> Challenge: Extract each line of the material that follows exactly and omit its pictures.

> Stored records:
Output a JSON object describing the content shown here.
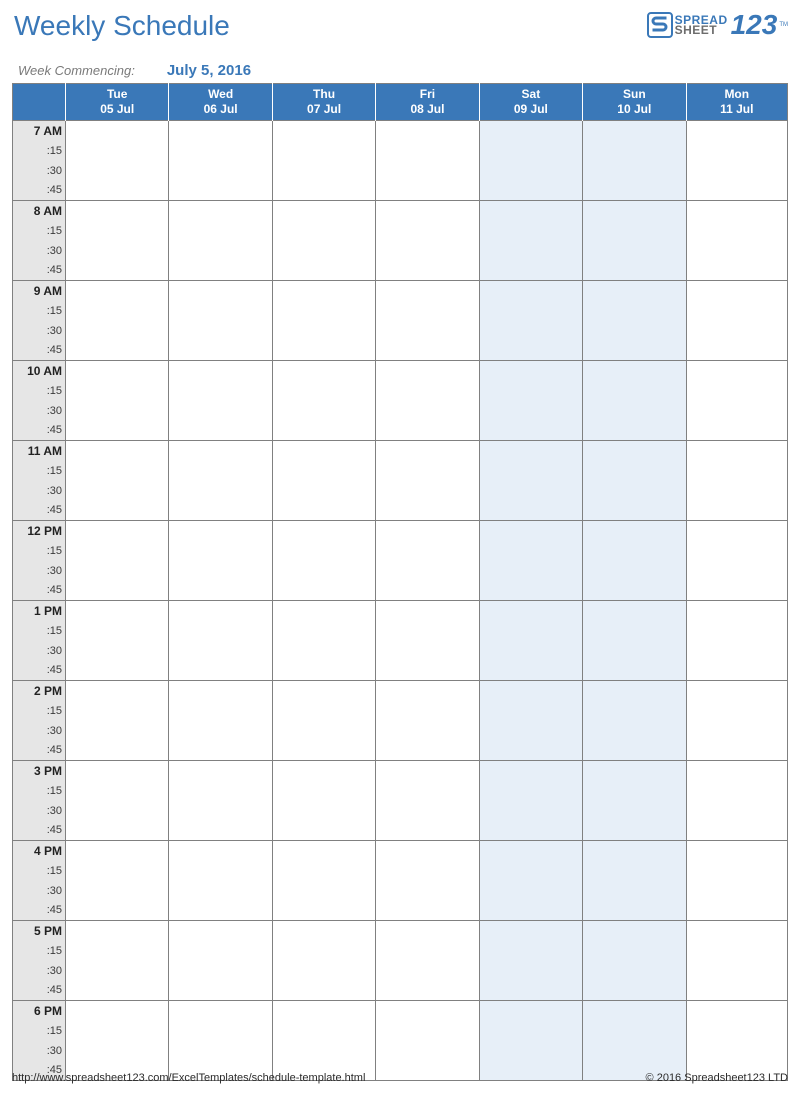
{
  "title": "Weekly Schedule",
  "logo": {
    "line1": "SPREAD",
    "line2": "SHEET",
    "digits": "123",
    "tm": "TM"
  },
  "week_commencing_label": "Week Commencing:",
  "week_commencing_date": "July 5, 2016",
  "colors": {
    "accent": "#3a78b8",
    "header_text": "#ffffff",
    "timecol_bg": "#e6e6e6",
    "weekend_bg": "#e7eff8",
    "grid_border": "#808080",
    "background": "#ffffff",
    "muted_text": "#7a7a7a"
  },
  "days": [
    {
      "name": "Tue",
      "date": "05 Jul",
      "weekend": false
    },
    {
      "name": "Wed",
      "date": "06 Jul",
      "weekend": false
    },
    {
      "name": "Thu",
      "date": "07 Jul",
      "weekend": false
    },
    {
      "name": "Fri",
      "date": "08 Jul",
      "weekend": false
    },
    {
      "name": "Sat",
      "date": "09 Jul",
      "weekend": true
    },
    {
      "name": "Sun",
      "date": "10 Jul",
      "weekend": true
    },
    {
      "name": "Mon",
      "date": "11 Jul",
      "weekend": false
    }
  ],
  "hours": [
    "7 AM",
    "8 AM",
    "9 AM",
    "10 AM",
    "11 AM",
    "12 PM",
    "1 PM",
    "2 PM",
    "3 PM",
    "4 PM",
    "5 PM",
    "6 PM"
  ],
  "sublabels": [
    ":15",
    ":30",
    ":45"
  ],
  "footer": {
    "url": "http://www.spreadsheet123.com/ExcelTemplates/schedule-template.html",
    "copyright": "© 2016 Spreadsheet123 LTD"
  }
}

> Complete answer:
Output a JSON object describing the content shown here.
{
  "title": "Weekly Schedule",
  "logo": {
    "line1": "SPREAD",
    "line2": "SHEET",
    "digits": "123",
    "tm": "TM"
  },
  "week_commencing_label": "Week Commencing:",
  "week_commencing_date": "July 5, 2016",
  "colors": {
    "accent": "#3a78b8",
    "header_text": "#ffffff",
    "timecol_bg": "#e6e6e6",
    "weekend_bg": "#e7eff8",
    "grid_border": "#808080",
    "background": "#ffffff",
    "muted_text": "#7a7a7a"
  },
  "days": [
    {
      "name": "Tue",
      "date": "05 Jul",
      "weekend": false
    },
    {
      "name": "Wed",
      "date": "06 Jul",
      "weekend": false
    },
    {
      "name": "Thu",
      "date": "07 Jul",
      "weekend": false
    },
    {
      "name": "Fri",
      "date": "08 Jul",
      "weekend": false
    },
    {
      "name": "Sat",
      "date": "09 Jul",
      "weekend": true
    },
    {
      "name": "Sun",
      "date": "10 Jul",
      "weekend": true
    },
    {
      "name": "Mon",
      "date": "11 Jul",
      "weekend": false
    }
  ],
  "hours": [
    "7 AM",
    "8 AM",
    "9 AM",
    "10 AM",
    "11 AM",
    "12 PM",
    "1 PM",
    "2 PM",
    "3 PM",
    "4 PM",
    "5 PM",
    "6 PM"
  ],
  "sublabels": [
    ":15",
    ":30",
    ":45"
  ],
  "footer": {
    "url": "http://www.spreadsheet123.com/ExcelTemplates/schedule-template.html",
    "copyright": "© 2016 Spreadsheet123 LTD"
  }
}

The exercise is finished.